▶ **Material shown**:
* * * * *

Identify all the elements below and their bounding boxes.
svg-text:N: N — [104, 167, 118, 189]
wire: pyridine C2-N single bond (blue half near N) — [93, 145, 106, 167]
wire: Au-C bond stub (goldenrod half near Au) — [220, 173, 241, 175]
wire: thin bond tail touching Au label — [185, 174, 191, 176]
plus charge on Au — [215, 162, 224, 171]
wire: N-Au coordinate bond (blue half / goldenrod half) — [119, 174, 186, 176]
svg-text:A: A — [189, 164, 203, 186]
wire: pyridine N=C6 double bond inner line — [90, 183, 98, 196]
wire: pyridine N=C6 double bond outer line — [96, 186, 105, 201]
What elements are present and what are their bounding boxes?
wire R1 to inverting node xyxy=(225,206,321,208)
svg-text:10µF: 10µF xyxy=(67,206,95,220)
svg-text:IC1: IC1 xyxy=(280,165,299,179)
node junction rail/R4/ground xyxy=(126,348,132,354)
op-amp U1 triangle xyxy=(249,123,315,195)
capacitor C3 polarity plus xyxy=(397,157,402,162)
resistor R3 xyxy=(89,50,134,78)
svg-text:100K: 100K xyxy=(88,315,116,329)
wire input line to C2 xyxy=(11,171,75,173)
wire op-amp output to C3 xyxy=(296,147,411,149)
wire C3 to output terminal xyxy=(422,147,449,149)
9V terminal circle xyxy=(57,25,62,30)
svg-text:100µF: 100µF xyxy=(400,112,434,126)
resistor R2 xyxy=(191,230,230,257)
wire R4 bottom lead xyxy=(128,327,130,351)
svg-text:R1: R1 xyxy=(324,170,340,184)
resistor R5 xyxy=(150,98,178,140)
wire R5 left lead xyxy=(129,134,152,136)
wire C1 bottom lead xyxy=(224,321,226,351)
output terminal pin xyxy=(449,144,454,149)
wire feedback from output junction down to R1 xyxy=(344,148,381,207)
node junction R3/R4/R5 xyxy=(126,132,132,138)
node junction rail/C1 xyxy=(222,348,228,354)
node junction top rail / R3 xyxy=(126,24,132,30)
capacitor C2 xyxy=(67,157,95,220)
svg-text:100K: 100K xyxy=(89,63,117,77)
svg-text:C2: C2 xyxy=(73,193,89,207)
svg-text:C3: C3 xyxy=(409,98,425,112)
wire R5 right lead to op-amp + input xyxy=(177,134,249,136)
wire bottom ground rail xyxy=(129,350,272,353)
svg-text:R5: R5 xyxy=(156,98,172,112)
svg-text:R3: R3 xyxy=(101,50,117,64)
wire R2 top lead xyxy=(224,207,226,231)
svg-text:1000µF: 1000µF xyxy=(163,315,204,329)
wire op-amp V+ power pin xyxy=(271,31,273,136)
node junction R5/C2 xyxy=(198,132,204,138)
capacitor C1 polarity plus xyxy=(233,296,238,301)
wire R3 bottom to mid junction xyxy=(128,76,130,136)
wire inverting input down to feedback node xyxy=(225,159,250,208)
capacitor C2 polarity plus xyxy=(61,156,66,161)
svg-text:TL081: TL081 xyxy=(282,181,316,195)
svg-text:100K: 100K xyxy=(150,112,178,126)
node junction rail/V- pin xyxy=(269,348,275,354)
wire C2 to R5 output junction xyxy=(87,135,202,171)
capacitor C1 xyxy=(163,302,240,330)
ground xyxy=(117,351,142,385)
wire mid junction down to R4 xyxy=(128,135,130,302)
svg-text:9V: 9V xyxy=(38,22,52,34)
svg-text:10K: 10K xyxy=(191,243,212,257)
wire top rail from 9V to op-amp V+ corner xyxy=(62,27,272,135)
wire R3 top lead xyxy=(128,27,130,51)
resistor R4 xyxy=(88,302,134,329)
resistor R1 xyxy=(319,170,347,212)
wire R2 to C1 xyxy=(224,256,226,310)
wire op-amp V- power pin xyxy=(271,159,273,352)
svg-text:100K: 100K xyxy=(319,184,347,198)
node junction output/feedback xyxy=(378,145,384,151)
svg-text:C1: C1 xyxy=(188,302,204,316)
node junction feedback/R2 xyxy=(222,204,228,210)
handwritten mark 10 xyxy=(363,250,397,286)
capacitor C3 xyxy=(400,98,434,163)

* * * * *

▶ **Objective**: Please render everything from the first line down through the line containing "svg-text:100µF: 100µF xyxy=(400,112,434,126)", both ends included, as a Markdown table with the columns Row and Line, leaving out any blank lines.

▶ **Response for this exercise**:
| Row | Line |
|---|---|
| 1 | Identify all the elements below and their bounding boxes. |
| 2 | svg-text:N: N — [104, 167, 118, 189] |
| 3 | wire: pyridine C2-N single bond (blue half near N) — [93, 145, 106, 167] |
| 4 | wire: Au-C bond stub (goldenrod half near Au) — [220, 173, 241, 175] |
| 5 | wire: thin bond tail touching Au label — [185, 174, 191, 176] |
| 6 | plus charge on Au — [215, 162, 224, 171] |
| 7 | wire: N-Au coordinate bond (blue half / goldenrod half) — [119, 174, 186, 176] |
| 8 | svg-text:A: A — [189, 164, 203, 186] |
| 9 | wire: pyridine N=C6 double bond inner line — [90, 183, 98, 196] |
| 10 | wire: pyridine N=C6 double bond outer line — [96, 186, 105, 201] |
| 11 | What elements are present and what are their bounding boxes? |
| 12 | wire R1 to inverting node xyxy=(225,206,321,208) |
| 13 | svg-text:10µF: 10µF xyxy=(67,206,95,220) |
| 14 | svg-text:IC1: IC1 xyxy=(280,165,299,179) |
| 15 | node junction rail/R4/ground xyxy=(126,348,132,354) |
| 16 | op-amp U1 triangle xyxy=(249,123,315,195) |
| 17 | capacitor C3 polarity plus xyxy=(397,157,402,162) |
| 18 | resistor R3 xyxy=(89,50,134,78) |
| 19 | svg-text:100K: 100K xyxy=(88,315,116,329) |
| 20 | wire input line to C2 xyxy=(11,171,75,173) |
| 21 | wire op-amp output to C3 xyxy=(296,147,411,149) |
| 22 | wire C3 to output terminal xyxy=(422,147,449,149) |
| 23 | 9V terminal circle xyxy=(57,25,62,30) |
| 24 | svg-text:100µF: 100µF xyxy=(400,112,434,126) |